Information supplied:
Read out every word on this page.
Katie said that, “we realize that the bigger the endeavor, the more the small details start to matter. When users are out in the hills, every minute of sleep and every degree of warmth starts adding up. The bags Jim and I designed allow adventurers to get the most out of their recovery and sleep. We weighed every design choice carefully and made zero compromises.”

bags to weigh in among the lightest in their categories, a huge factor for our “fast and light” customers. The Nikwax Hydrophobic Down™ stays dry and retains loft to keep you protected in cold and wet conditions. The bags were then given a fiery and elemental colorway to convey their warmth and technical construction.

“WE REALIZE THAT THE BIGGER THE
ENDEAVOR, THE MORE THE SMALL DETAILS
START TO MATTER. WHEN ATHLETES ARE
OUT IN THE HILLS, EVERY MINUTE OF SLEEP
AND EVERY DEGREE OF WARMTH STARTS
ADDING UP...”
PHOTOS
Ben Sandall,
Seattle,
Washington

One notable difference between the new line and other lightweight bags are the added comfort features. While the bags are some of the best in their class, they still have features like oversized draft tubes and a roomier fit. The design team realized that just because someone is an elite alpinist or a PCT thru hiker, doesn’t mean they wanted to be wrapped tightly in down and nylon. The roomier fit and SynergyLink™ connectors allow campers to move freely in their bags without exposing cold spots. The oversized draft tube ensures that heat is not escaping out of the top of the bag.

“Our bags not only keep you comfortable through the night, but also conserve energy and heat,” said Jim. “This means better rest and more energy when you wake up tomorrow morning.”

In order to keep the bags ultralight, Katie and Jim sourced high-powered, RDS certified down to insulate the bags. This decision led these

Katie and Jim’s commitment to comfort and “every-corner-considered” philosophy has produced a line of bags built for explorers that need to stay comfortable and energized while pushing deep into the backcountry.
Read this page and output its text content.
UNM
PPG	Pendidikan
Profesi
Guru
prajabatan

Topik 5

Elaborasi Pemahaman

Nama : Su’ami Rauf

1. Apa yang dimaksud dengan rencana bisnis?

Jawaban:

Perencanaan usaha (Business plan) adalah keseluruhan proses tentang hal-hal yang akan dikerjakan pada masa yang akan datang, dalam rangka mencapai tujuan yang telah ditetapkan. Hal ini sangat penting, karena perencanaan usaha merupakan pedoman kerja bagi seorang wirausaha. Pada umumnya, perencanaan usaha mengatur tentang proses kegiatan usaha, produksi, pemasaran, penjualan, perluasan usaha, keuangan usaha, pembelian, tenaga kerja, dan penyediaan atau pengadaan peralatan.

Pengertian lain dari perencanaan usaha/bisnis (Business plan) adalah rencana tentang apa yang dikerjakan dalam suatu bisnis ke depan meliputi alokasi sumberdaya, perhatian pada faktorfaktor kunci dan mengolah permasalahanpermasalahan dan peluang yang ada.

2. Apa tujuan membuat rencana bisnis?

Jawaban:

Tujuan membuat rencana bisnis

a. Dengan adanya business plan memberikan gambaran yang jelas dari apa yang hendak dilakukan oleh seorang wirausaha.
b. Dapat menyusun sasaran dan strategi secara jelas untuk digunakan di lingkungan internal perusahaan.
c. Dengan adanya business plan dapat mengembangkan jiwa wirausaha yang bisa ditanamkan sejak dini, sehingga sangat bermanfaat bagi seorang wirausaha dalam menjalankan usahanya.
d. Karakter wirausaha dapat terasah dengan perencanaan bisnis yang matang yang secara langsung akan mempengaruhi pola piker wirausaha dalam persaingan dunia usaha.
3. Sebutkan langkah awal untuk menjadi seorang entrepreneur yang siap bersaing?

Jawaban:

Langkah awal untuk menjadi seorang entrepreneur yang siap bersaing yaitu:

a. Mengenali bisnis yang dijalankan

What to produce: Transcribe the whole listing with nothing added or left out.

Solution for this task:
Read out every word on this page.
Katie said that, “we realize that the bigger the endeavor, the more the small details start to matter. When users are out in the hills, every minute of sleep and every degree of warmth starts adding up. The bags Jim and I designed allow adventurers to get the most out of their recovery and sleep. We weighed every design choice carefully and made zero compromises.”

bags to weigh in among the lightest in their categories, a huge factor for our “fast and light” customers. The Nikwax Hydrophobic Down™ stays dry and retains loft to keep you protected in cold and wet conditions. The bags were then given a fiery and elemental colorway to convey their warmth and technical construction.

“WE REALIZE THAT THE BIGGER THE
ENDEAVOR, THE MORE THE SMALL DETAILS
START TO MATTER. WHEN ATHLETES ARE
OUT IN THE HILLS, EVERY MINUTE OF SLEEP
AND EVERY DEGREE OF WARMTH STARTS
ADDING UP...”
PHOTOS
Ben Sandall,
Seattle,
Washington

One notable difference between the new line and other lightweight bags are the added comfort features. While the bags are some of the best in their class, they still have features like oversized draft tubes and a roomier fit. The design team realized that just because someone is an elite alpinist or a PCT thru hiker, doesn’t mean they wanted to be wrapped tightly in down and nylon. The roomier fit and SynergyLink™ connectors allow campers to move freely in their bags without exposing cold spots. The oversized draft tube ensures that heat is not escaping out of the top of the bag.

“Our bags not only keep you comfortable through the night, but also conserve energy and heat,” said Jim. “This means better rest and more energy when you wake up tomorrow morning.”

In order to keep the bags ultralight, Katie and Jim sourced high-powered, RDS certified down to insulate the bags. This decision led these

Katie and Jim’s commitment to comfort and “every-corner-considered” philosophy has produced a line of bags built for explorers that need to stay comfortable and energized while pushing deep into the backcountry.
Read this page and output its text content.
UNM
PPG	Pendidikan
Profesi
Guru
prajabatan

Topik 5

Elaborasi Pemahaman

Nama : Su’ami Rauf

1. Apa yang dimaksud dengan rencana bisnis?

Jawaban:

Perencanaan usaha (Business plan) adalah keseluruhan proses tentang hal-hal yang akan dikerjakan pada masa yang akan datang, dalam rangka mencapai tujuan yang telah ditetapkan. Hal ini sangat penting, karena perencanaan usaha merupakan pedoman kerja bagi seorang wirausaha. Pada umumnya, perencanaan usaha mengatur tentang proses kegiatan usaha, produksi, pemasaran, penjualan, perluasan usaha, keuangan usaha, pembelian, tenaga kerja, dan penyediaan atau pengadaan peralatan.

Pengertian lain dari perencanaan usaha/bisnis (Business plan) adalah rencana tentang apa yang dikerjakan dalam suatu bisnis ke depan meliputi alokasi sumberdaya, perhatian pada faktorfaktor kunci dan mengolah permasalahanpermasalahan dan peluang yang ada.

2. Apa tujuan membuat rencana bisnis?

Jawaban:

Tujuan membuat rencana bisnis

a. Dengan adanya business plan memberikan gambaran yang jelas dari apa yang hendak dilakukan oleh seorang wirausaha.
b. Dapat menyusun sasaran dan strategi secara jelas untuk digunakan di lingkungan internal perusahaan.
c. Dengan adanya business plan dapat mengembangkan jiwa wirausaha yang bisa ditanamkan sejak dini, sehingga sangat bermanfaat bagi seorang wirausaha dalam menjalankan usahanya.
d. Karakter wirausaha dapat terasah dengan perencanaan bisnis yang matang yang secara langsung akan mempengaruhi pola piker wirausaha dalam persaingan dunia usaha.
3. Sebutkan langkah awal untuk menjadi seorang entrepreneur yang siap bersaing?

Jawaban:

Langkah awal untuk menjadi seorang entrepreneur yang siap bersaing yaitu:

a. Mengenali bisnis yang dijalankan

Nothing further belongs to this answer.